» **TEXT TO READ**:

--- --- ---

# Title

Our goal here is to create the dictionary of `Keywords_mapping_title`, we go over the papers in the training set. For each paper, we first find the set of keywords (see below for the details of finding the keywords) of the title. Let’s say the normalized citations for this paper is $x$ and the title of this paper has $n$ keywords. Then, we update the `keyword_score` for each keyword of the title of this paper by adding $\frac{x}{n}$.



## Setup

In [1]:
import pandas as pd
import numpy as np
import operator
from collections import OrderedDict
from operator import itemgetter
import unicodedata
import timeit, time
import scholarly
import os, os.path
import re
import nltk
from nltk.tokenize import RegexpTokenizer
import json
import csv
from nltk import pos_tag

def title_preprocess(text):
    if type(text) == float:
        text = 'a'
    if '\\xc2\\xa0\\xe2\\x80\\xa6' in text:
        text = text.replace("\\xc2\\xa0\\xe2\\x80\\xa6", '')
    text = text.replace('"','').replace('“','').replace('”','').replace('“','').replace('”','')
    
    text2 = unicode(text, "utf8")  
    text = unicodedata.normalize('NFKD',text2).encode('ascii','ignore') 
    
    text_stripped_lower = text.strip().lower()
    return text_stripped_lower

## Extracting keywords:

We obtain the keywords by tokenizing the title and removing punctuations from the title. For example, consider the following title “LightGBM: A Highly Efficient Gradient Boosting Decision Tree”. By considering the aforementioned step, this title would be converted to the list of words [“LightGBM”, “A”,” Highly” ,” Efficient”, “Gradient”, “Boosting”,” Decision”,” Tree”]. 

Next, we detect the part of speech tag of each word by utilizing NLTK package command. We then ignore words with following tags.
1. CD cardinal digit
2.	CC coordinating conjunction
3.	DT determiner 
4.	EX existential there
5.	IN preposition/subordinating conjunction
6.	PDT predeterminer
7.	POS possessive ending
8.	PRP personal pronoun
9.	PRP\$ possessive pronoun
10.	RB adverb
11.	RBR adverb, comparative
12.	RBS adverb, superlative
13.	RP particle
14.	TO
15.	UH interjection
16.	WRB wh-abverb
17.	WP$ possessive wh-pronoun
18.	WP wh-pronoun
19.	WDT wh-determiner

Basically, we aim to only keep the words with Noun, Adj., and Verb tags as keywords. 

For instance, the corresponding keywords of our previous example would be 
Keywords = [“LightGBM”,” Efficient”, “Gradient”, “Boosting”,” Decision”,” Tree”]

## Create the dictionary of keywords and their scores for training and test datesets


### Import the training data

In [2]:
df_train = pd.read_csv("./data/data_processed/Title_training.csv")

--- --- ---

» **RECORD SET**:
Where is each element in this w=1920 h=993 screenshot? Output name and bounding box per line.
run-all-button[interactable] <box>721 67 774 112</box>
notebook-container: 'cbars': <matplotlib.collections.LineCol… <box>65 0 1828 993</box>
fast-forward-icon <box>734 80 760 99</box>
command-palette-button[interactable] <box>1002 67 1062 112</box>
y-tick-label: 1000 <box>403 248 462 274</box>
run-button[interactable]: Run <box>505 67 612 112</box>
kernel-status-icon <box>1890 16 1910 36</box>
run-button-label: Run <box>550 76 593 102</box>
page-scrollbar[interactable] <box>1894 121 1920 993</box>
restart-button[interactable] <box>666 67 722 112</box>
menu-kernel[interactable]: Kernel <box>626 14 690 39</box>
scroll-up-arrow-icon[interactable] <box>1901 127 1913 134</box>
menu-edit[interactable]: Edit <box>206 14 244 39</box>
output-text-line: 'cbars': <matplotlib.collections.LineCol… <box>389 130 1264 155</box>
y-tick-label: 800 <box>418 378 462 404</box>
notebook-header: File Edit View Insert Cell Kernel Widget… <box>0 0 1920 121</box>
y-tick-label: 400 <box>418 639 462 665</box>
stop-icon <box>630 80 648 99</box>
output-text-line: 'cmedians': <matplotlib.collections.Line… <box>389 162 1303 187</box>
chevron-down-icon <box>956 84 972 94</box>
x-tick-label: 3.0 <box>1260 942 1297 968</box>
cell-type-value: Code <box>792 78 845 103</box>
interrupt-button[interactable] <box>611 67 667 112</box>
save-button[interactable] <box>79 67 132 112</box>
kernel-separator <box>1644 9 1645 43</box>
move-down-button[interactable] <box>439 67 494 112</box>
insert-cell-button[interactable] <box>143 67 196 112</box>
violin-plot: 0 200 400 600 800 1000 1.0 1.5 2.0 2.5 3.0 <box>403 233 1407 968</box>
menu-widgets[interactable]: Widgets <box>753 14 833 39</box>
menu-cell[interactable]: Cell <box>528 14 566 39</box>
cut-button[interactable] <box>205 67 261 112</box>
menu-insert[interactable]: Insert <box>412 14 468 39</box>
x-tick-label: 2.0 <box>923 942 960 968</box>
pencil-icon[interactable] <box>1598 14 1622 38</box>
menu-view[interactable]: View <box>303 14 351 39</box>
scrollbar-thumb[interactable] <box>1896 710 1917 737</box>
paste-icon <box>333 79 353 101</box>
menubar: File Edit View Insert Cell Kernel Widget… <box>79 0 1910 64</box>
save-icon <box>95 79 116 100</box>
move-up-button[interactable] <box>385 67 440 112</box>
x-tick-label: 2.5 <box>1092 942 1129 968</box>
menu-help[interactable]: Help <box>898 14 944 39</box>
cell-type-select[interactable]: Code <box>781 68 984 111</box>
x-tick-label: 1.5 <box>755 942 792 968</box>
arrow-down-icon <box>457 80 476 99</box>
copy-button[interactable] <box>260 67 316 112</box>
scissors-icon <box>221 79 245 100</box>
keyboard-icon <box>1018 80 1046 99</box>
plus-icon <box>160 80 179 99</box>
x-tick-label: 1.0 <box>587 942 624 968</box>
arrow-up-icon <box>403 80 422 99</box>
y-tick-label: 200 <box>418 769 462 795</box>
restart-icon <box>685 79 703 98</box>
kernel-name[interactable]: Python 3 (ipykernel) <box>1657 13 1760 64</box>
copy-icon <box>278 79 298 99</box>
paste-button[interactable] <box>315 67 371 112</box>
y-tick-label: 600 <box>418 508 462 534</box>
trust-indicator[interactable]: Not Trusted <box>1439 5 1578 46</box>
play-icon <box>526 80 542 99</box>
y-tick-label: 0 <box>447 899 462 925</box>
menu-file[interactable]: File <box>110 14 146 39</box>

--- --- ---

» **TASK REQUIREMENTS**:
- A) In the stretch of entries from the very first line through the line containing "stop-icon <box>630 80 648 99</box>", swap "y-tick-label" for "y-axis-label" and give those lines again with everything else left as it is.
- B) Write the next part of the notebook on scoring keywords from paper titles, picking up right after its last line.
The text and the entries have nothing to do with each other.

» **RESPONSE LIST**:
- A)
Where is each element in this w=1920 h=993 screenshot? Output name and bounding box per line.
run-all-button[interactable] <box>721 67 774 112</box>
notebook-container: 'cbars': <matplotlib.collections.LineCol… <box>65 0 1828 993</box>
fast-forward-icon <box>734 80 760 99</box>
command-palette-button[interactable] <box>1002 67 1062 112</box>
y-axis-label: 1000 <box>403 248 462 274</box>
run-button[interactable]: Run <box>505 67 612 112</box>
kernel-status-icon <box>1890 16 1910 36</box>
run-button-label: Run <box>550 76 593 102</box>
page-scrollbar[interactable] <box>1894 121 1920 993</box>
restart-button[interactable] <box>666 67 722 112</box>
menu-kernel[interactable]: Kernel <box>626 14 690 39</box>
scroll-up-arrow-icon[interactable] <box>1901 127 1913 134</box>
menu-edit[interactable]: Edit <box>206 14 244 39</box>
output-text-line: 'cbars': <matplotlib.collections.LineCol… <box>389 130 1264 155</box>
y-axis-label: 800 <box>418 378 462 404</box>
notebook-header: File Edit View Insert Cell Kernel Widget… <box>0 0 1920 121</box>
y-axis-label: 400 <box>418 639 462 665</box>
stop-icon <box>630 80 648 99</box>

- B)
df_train.head()

Unnamed: 0,index,citations,year,Title,citations_average
0,0,87,1987,An Optimization Network for Matrix Inversion,2.806452
1,3,5,1987,Centric Models of the Orientation Map in Prima...,0.16129
2,4,45,1987,PATTERN CLASS DEGENERACY IN AN UNRESTRICTED ST...,1.451613
3,6,22,1987,Learning a Color Algorithm from Examples,0.709677
4,8,0,1987,On Tropistic Processing and Its Applications,0.0


In [3]:
dic_word = {}  # e.g. "scheme:5"
dic_titles = {} # e.g  "...title...":"list of keywords of title" 
ignoring_pos_tag = {'CC':0,'CD':0,'DT':0,'EX':0,'IN':0,'PRP':0,'PRP$':0,'TO':0, 'WRB':0,'WP$':0,'WP':0,'WDT':0,'VBZ':0,'VBP':0,'VBN':0,'VBG':0,'VBD':0,'VB':0,'UH':0}

for i in range(0,len(df_train)):
    title = df_train.Title[i]
    pure_title = title_preprocess(title)
    tokenizer = RegexpTokenizer(r'\w+')
    word_list = tokenizer.tokenize(pure_title)
    ignoring_word = ['a','the','an','and','with','for','in','on','based','of', 'from', "to"]
    keywords = []
    for word in  word_list:
        if word not in ignoring_word:
            tag_word = nltk.tag.pos_tag([word])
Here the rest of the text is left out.